The task —
For the records that follow, return only the count of lines containing the string "剩余预测残差RPD为".

━━━ Supplied records ━━━

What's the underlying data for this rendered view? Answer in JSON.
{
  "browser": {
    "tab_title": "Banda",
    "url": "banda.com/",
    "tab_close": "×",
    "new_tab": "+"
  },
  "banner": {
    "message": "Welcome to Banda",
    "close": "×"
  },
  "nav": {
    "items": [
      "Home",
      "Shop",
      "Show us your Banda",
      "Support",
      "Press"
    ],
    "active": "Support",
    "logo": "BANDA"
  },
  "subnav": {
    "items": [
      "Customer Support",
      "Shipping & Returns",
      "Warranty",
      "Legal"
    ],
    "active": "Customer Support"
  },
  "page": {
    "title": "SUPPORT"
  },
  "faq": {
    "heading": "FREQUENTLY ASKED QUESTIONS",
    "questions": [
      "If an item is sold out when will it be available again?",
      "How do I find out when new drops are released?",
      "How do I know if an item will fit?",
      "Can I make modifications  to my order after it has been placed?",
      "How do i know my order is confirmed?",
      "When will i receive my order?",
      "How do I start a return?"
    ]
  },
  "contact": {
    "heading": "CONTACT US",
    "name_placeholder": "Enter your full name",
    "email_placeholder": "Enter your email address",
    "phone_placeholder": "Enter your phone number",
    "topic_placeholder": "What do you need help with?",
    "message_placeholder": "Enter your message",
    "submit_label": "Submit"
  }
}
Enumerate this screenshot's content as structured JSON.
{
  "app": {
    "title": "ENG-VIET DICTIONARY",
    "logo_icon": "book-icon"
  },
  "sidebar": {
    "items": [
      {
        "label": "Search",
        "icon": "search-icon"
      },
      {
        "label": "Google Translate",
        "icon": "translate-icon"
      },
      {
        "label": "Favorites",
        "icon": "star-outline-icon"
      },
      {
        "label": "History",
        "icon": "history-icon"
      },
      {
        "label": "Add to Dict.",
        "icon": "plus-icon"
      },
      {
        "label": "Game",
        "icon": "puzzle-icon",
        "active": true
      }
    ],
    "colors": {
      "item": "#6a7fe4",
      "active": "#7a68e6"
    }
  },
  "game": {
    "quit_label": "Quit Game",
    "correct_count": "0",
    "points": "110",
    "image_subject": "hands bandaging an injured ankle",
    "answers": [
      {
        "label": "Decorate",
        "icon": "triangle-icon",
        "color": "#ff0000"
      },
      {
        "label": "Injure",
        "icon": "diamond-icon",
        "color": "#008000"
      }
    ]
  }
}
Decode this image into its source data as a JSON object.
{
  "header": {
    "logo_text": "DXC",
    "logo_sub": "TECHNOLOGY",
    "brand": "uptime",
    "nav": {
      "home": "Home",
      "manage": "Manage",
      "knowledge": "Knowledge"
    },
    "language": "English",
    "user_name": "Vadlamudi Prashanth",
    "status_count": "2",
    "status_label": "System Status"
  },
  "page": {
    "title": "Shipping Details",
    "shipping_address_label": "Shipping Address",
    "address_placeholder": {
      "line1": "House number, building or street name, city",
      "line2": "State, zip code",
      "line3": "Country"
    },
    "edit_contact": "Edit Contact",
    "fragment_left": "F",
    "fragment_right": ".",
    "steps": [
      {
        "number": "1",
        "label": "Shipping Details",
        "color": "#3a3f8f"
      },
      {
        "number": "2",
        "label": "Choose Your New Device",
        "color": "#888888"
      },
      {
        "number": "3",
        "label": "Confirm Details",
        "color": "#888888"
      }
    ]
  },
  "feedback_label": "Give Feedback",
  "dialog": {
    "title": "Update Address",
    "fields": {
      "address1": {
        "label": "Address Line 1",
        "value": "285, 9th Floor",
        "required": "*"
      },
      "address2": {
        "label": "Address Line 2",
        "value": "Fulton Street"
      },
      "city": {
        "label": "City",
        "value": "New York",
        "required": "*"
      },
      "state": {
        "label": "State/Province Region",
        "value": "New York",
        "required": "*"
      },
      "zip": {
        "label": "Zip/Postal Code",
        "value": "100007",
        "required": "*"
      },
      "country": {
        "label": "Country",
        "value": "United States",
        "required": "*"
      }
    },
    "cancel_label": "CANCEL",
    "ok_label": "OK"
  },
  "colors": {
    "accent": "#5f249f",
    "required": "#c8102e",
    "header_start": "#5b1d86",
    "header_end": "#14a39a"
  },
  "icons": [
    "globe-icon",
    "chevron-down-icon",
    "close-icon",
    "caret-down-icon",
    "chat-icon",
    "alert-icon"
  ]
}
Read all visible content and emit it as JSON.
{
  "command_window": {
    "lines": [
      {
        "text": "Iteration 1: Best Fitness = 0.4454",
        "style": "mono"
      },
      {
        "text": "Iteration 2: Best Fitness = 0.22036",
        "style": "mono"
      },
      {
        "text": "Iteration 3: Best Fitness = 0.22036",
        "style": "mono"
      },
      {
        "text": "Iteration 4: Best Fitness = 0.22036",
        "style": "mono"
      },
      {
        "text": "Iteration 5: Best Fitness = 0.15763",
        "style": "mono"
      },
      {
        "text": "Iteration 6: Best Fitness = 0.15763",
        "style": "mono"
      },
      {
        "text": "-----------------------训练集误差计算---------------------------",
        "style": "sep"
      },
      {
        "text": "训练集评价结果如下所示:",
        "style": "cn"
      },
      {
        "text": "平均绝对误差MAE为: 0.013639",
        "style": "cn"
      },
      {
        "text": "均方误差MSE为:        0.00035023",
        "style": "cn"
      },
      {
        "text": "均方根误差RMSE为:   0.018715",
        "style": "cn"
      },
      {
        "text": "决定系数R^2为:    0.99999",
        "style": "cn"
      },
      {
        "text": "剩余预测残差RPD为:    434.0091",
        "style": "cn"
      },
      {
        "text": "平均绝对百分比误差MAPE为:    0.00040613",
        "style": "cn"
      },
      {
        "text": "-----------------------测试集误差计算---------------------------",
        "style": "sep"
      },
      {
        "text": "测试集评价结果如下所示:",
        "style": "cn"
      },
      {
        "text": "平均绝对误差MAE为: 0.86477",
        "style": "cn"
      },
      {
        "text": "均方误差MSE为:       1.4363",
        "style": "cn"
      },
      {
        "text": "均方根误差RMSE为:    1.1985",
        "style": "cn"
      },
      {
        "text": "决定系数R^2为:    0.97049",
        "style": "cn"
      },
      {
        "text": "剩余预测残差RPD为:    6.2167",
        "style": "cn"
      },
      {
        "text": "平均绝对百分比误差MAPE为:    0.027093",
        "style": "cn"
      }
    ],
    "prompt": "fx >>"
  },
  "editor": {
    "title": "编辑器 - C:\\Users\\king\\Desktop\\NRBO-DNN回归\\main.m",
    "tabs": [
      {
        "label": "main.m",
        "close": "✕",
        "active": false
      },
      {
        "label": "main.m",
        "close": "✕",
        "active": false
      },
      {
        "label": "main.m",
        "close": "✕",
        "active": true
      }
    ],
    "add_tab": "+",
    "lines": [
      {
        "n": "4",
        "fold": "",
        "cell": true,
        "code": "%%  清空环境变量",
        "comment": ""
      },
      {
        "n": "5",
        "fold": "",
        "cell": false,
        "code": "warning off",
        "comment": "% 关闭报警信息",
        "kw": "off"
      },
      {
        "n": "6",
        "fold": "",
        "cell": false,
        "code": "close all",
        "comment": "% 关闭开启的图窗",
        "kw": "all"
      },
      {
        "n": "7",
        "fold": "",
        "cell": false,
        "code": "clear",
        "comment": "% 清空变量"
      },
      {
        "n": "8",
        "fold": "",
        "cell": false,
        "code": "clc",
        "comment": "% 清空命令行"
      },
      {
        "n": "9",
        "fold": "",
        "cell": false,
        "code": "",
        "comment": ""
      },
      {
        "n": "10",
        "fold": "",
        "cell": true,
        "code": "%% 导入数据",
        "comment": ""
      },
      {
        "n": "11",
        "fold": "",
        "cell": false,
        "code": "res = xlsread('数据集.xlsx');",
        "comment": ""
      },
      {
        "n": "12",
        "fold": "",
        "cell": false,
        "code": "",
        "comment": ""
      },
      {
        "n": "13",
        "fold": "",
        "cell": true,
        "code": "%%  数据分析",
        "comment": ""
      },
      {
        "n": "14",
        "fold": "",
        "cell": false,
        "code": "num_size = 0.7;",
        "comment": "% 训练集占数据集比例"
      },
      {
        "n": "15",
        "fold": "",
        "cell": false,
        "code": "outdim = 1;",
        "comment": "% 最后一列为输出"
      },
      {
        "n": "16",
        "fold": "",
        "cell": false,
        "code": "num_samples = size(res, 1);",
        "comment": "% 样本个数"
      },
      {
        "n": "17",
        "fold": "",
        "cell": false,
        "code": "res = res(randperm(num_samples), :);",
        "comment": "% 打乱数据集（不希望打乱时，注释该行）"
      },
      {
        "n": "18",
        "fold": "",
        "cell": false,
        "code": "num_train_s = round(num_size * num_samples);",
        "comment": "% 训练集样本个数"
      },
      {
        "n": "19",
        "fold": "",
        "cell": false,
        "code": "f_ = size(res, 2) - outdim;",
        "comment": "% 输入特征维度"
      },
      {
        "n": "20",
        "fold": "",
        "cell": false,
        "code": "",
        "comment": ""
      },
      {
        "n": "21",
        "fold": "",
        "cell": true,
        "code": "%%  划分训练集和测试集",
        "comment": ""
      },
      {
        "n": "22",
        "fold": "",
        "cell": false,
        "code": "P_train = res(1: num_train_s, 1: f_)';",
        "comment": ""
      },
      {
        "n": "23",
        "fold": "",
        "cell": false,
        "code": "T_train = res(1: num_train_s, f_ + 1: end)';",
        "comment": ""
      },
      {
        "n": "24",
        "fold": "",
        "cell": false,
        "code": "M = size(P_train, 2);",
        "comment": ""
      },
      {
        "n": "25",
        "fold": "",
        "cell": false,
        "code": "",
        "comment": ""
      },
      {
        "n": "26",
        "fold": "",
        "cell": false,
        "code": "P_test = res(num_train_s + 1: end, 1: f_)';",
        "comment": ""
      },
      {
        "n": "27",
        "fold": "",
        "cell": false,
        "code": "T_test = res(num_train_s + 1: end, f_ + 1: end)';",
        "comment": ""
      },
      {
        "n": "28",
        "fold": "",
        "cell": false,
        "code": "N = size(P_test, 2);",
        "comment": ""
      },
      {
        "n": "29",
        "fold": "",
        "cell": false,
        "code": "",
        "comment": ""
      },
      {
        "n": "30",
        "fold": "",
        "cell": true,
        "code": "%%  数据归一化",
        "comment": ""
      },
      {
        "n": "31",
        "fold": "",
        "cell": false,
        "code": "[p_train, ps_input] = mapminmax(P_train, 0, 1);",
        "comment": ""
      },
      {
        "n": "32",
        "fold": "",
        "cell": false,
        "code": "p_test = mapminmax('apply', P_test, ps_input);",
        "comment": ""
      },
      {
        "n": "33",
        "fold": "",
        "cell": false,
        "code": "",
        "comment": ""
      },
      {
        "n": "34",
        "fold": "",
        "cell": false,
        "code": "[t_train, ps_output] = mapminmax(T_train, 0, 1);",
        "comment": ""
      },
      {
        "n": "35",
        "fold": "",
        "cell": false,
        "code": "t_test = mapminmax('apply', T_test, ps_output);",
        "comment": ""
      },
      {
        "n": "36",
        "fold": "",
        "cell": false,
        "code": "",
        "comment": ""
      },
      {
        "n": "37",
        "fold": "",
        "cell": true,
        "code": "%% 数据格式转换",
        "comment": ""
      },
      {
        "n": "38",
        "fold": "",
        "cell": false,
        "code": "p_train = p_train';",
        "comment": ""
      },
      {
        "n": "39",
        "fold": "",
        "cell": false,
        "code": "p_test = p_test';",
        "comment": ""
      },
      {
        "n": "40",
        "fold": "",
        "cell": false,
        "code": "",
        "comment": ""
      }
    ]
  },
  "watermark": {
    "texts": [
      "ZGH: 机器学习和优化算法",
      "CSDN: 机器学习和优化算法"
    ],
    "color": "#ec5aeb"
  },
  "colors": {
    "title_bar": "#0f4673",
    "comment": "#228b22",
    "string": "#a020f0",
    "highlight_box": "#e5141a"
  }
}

━━━

Task solution —
2